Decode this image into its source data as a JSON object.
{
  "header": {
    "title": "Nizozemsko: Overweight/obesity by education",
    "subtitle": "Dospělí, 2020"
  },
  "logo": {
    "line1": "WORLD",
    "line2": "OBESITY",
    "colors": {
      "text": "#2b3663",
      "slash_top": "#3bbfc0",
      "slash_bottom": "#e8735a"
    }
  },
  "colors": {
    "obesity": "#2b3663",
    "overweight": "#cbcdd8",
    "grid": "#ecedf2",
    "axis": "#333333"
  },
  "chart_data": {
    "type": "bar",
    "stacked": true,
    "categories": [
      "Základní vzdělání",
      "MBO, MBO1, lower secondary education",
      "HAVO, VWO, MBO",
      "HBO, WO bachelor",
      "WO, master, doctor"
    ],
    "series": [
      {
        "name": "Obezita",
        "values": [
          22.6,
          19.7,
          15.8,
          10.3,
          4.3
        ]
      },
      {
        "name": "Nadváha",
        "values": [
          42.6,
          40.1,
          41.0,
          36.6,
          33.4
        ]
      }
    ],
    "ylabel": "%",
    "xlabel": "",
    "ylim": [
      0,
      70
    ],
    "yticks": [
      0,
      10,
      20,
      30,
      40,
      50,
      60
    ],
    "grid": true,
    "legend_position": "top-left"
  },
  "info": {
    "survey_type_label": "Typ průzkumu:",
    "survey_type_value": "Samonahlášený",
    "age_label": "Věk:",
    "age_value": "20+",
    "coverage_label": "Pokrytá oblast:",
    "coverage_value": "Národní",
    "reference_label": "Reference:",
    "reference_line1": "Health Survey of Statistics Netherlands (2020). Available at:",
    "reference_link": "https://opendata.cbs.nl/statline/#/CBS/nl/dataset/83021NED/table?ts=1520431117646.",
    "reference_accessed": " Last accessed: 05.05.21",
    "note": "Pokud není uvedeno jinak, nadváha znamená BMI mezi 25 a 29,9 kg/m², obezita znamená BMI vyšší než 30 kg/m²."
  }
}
- - -
## YOUR INSTRUCTIONS
Print the material above once more, exactly.

## OUTPUT OF THE TASK
Decode this image into its source data as a JSON object.
{
  "header": {
    "title": "Nizozemsko: Overweight/obesity by education",
    "subtitle": "Dospělí, 2020"
  },
  "logo": {
    "line1": "WORLD",
    "line2": "OBESITY",
    "colors": {
      "text": "#2b3663",
      "slash_top": "#3bbfc0",
      "slash_bottom": "#e8735a"
    }
  },
  "colors": {
    "obesity": "#2b3663",
    "overweight": "#cbcdd8",
    "grid": "#ecedf2",
    "axis": "#333333"
  },
  "chart_data": {
    "type": "bar",
    "stacked": true,
    "categories": [
      "Základní vzdělání",
      "MBO, MBO1, lower secondary education",
      "HAVO, VWO, MBO",
      "HBO, WO bachelor",
      "WO, master, doctor"
    ],
    "series": [
      {
        "name": "Obezita",
        "values": [
          22.6,
          19.7,
          15.8,
          10.3,
          4.3
        ]
      },
      {
        "name": "Nadváha",
        "values": [
          42.6,
          40.1,
          41.0,
          36.6,
          33.4
        ]
      }
    ],
    "ylabel": "%",
    "xlabel": "",
    "ylim": [
      0,
      70
    ],
    "yticks": [
      0,
      10,
      20,
      30,
      40,
      50,
      60
    ],
    "grid": true,
    "legend_position": "top-left"
  },
  "info": {
    "survey_type_label": "Typ průzkumu:",
    "survey_type_value": "Samonahlášený",
    "age_label": "Věk:",
    "age_value": "20+",
    "coverage_label": "Pokrytá oblast:",
    "coverage_value": "Národní",
    "reference_label": "Reference:",
    "reference_line1": "Health Survey of Statistics Netherlands (2020). Available at:",
    "reference_link": "https://opendata.cbs.nl/statline/#/CBS/nl/dataset/83021NED/table?ts=1520431117646.",
    "reference_accessed": " Last accessed: 05.05.21",
    "note": "Pokud není uvedeno jinak, nadváha znamená BMI mezi 25 a 29,9 kg/m², obezita znamená BMI vyšší než 30 kg/m²."
  }
}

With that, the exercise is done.